-- Task goal --
Skip every picture, then write out exactly the lines of the listing below from the line that contains "Serialize everything readable" through the final line.

____________________

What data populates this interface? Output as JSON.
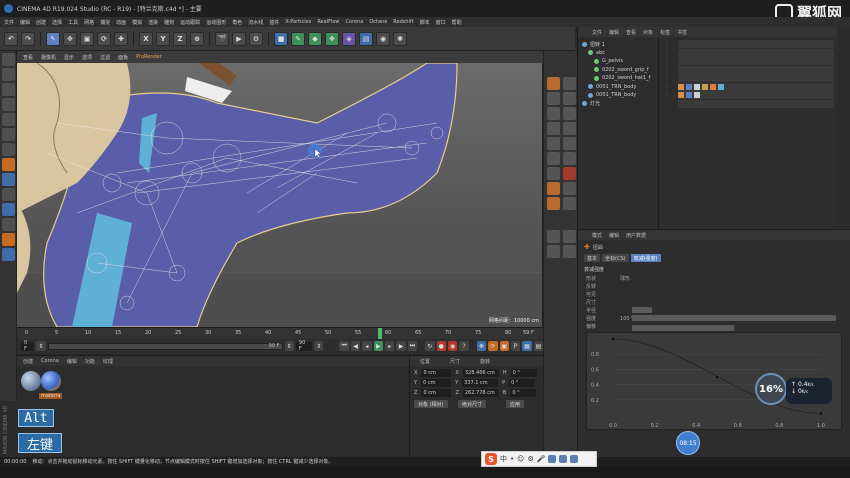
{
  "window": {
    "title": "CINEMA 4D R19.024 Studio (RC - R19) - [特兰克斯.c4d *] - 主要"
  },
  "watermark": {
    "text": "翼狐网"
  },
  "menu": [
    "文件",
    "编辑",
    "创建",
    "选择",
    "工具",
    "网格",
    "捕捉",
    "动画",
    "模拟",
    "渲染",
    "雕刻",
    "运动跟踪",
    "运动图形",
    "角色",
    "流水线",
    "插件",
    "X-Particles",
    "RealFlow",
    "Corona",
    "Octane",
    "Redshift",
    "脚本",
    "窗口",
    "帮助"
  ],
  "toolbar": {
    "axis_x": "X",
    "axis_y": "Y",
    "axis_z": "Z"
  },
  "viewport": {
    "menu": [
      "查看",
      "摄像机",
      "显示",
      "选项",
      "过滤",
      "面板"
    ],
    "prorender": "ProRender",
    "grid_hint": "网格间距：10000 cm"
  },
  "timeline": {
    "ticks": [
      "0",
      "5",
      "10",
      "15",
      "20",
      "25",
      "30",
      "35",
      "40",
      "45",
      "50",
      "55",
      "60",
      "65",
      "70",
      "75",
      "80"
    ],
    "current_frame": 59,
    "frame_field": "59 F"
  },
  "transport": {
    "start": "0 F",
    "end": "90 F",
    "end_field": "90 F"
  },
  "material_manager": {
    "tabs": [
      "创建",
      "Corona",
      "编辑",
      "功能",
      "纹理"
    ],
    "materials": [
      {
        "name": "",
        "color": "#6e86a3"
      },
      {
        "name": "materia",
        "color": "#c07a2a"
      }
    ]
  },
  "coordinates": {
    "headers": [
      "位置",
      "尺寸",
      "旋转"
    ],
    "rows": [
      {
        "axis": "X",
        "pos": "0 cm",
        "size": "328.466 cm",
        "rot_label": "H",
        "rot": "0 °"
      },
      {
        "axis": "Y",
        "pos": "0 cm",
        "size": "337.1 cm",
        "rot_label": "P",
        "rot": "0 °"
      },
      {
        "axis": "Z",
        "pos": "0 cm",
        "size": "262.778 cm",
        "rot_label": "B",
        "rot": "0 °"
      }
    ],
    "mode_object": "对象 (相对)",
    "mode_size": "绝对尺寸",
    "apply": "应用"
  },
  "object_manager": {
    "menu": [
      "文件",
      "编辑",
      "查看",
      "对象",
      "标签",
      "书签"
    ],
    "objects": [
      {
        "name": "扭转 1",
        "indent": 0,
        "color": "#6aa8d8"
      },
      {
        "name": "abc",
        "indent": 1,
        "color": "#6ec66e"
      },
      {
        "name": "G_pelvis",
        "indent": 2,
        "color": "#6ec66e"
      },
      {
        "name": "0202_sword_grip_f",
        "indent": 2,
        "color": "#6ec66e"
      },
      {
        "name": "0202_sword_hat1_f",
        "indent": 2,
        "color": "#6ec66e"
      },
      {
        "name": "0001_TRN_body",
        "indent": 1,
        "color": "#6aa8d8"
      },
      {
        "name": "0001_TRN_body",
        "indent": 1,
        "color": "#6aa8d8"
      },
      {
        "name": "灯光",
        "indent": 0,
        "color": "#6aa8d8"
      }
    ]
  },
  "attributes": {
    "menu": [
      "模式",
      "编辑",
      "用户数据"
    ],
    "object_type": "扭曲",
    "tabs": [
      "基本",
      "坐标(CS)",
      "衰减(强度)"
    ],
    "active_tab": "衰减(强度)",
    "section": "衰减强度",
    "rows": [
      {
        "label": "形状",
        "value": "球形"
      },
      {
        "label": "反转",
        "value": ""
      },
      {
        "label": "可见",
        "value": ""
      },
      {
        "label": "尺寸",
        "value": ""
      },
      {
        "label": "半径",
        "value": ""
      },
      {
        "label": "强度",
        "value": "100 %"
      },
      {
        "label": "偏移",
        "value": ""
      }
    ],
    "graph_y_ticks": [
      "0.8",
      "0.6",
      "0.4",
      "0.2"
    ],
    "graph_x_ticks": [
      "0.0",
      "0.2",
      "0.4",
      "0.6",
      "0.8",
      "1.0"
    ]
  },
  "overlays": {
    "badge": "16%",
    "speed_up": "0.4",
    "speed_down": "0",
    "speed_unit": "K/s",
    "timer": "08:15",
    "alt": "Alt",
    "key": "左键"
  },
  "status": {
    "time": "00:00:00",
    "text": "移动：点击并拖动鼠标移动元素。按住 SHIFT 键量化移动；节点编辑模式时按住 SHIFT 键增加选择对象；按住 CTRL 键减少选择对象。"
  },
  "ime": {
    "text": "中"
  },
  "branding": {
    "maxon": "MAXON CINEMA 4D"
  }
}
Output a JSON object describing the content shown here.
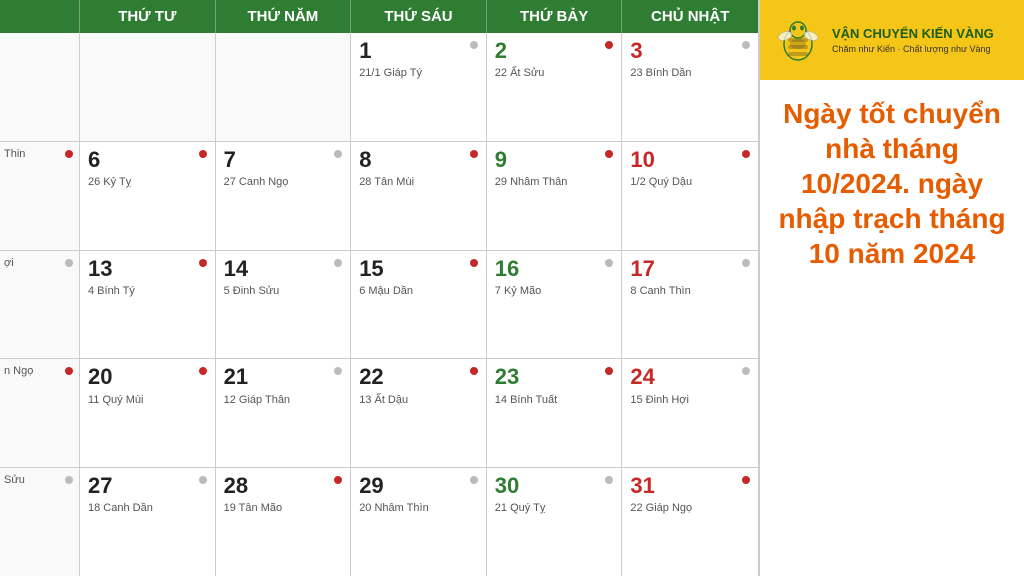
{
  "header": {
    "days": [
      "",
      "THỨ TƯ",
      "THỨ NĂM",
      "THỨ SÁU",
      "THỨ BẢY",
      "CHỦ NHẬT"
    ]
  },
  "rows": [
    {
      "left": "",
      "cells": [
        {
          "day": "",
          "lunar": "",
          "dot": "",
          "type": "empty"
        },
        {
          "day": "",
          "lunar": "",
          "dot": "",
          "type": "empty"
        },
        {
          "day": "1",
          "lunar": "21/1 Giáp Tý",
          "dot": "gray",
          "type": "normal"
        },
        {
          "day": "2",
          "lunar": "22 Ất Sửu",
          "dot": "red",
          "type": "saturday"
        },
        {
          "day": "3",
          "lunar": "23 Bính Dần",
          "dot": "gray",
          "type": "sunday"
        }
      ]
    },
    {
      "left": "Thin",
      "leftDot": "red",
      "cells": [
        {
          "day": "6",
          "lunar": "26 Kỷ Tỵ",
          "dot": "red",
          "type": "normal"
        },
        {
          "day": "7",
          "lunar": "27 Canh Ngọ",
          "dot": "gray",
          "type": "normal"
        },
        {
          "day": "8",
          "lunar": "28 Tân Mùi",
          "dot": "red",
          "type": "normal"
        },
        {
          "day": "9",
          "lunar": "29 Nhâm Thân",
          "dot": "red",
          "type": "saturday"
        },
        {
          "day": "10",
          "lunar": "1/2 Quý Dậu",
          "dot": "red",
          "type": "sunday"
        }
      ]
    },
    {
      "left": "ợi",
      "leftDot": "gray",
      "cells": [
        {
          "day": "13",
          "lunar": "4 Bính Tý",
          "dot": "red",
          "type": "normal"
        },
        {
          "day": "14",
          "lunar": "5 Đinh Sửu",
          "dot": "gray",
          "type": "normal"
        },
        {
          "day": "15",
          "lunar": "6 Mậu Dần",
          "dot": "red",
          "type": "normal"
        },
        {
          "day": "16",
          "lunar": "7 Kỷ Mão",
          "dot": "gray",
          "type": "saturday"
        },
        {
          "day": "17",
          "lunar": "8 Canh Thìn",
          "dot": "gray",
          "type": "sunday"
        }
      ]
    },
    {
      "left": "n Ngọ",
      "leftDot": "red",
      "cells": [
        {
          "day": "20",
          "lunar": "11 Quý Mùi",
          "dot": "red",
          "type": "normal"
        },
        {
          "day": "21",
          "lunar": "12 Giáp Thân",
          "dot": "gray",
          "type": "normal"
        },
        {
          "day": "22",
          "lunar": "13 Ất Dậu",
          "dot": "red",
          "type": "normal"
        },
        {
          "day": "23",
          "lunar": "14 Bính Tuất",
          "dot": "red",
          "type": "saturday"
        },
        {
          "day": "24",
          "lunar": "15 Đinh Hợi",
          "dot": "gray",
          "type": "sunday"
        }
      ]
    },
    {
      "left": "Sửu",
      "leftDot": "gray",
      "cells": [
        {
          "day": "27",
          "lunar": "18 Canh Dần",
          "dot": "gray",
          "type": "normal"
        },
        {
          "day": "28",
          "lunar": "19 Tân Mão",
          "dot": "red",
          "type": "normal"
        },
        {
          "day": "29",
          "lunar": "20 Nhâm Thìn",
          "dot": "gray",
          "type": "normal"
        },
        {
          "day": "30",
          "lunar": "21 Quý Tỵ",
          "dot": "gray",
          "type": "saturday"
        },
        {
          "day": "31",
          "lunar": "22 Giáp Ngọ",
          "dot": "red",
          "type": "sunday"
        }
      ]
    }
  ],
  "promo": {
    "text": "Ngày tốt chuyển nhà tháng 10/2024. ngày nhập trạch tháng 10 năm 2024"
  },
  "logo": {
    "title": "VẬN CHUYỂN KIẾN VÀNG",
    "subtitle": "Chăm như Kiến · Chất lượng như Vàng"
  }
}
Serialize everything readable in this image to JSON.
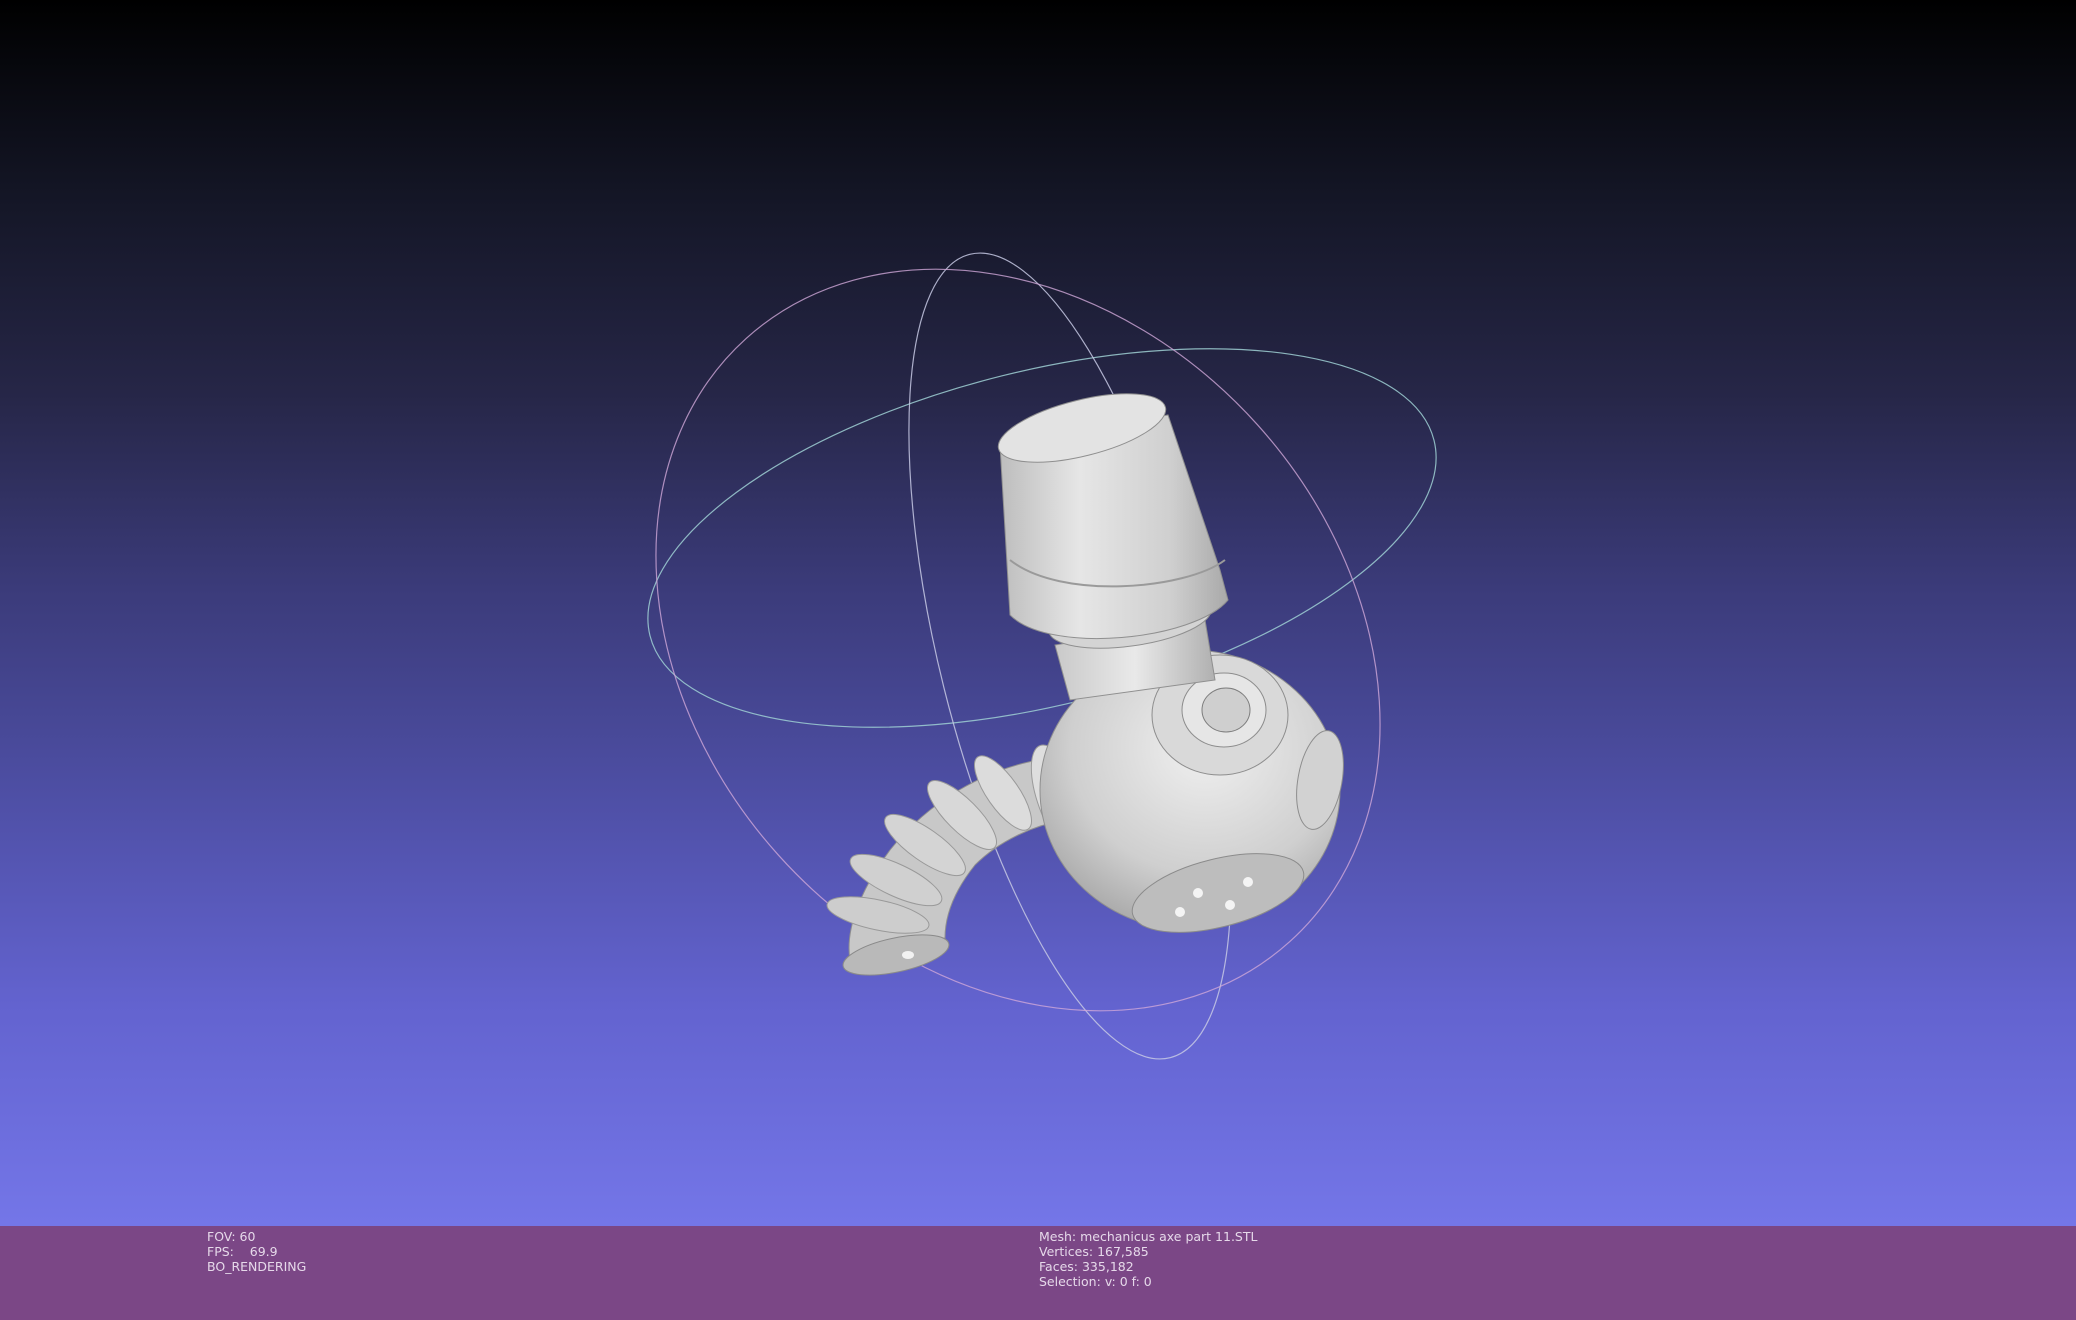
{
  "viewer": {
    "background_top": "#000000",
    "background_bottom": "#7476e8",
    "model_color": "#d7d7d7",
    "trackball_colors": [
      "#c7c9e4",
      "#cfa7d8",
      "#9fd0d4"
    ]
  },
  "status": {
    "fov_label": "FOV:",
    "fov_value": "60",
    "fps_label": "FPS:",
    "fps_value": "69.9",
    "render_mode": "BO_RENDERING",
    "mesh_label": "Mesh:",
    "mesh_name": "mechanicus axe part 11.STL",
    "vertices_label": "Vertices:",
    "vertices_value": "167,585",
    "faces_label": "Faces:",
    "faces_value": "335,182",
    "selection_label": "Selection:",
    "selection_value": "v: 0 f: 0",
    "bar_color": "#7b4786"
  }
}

____________________

-- Exercise solution --
Serialize everything readable in this image to JSON.
{
  "viewer": {
    "background_top": "#000000",
    "background_bottom": "#7476e8",
    "model_color": "#d7d7d7",
    "trackball_colors": [
      "#c7c9e4",
      "#cfa7d8",
      "#9fd0d4"
    ]
  },
  "status": {
    "fov_label": "FOV:",
    "fov_value": "60",
    "fps_label": "FPS:",
    "fps_value": "69.9",
    "render_mode": "BO_RENDERING",
    "mesh_label": "Mesh:",
    "mesh_name": "mechanicus axe part 11.STL",
    "vertices_label": "Vertices:",
    "vertices_value": "167,585",
    "faces_label": "Faces:",
    "faces_value": "335,182",
    "selection_label": "Selection:",
    "selection_value": "v: 0 f: 0",
    "bar_color": "#7b4786"
  }
}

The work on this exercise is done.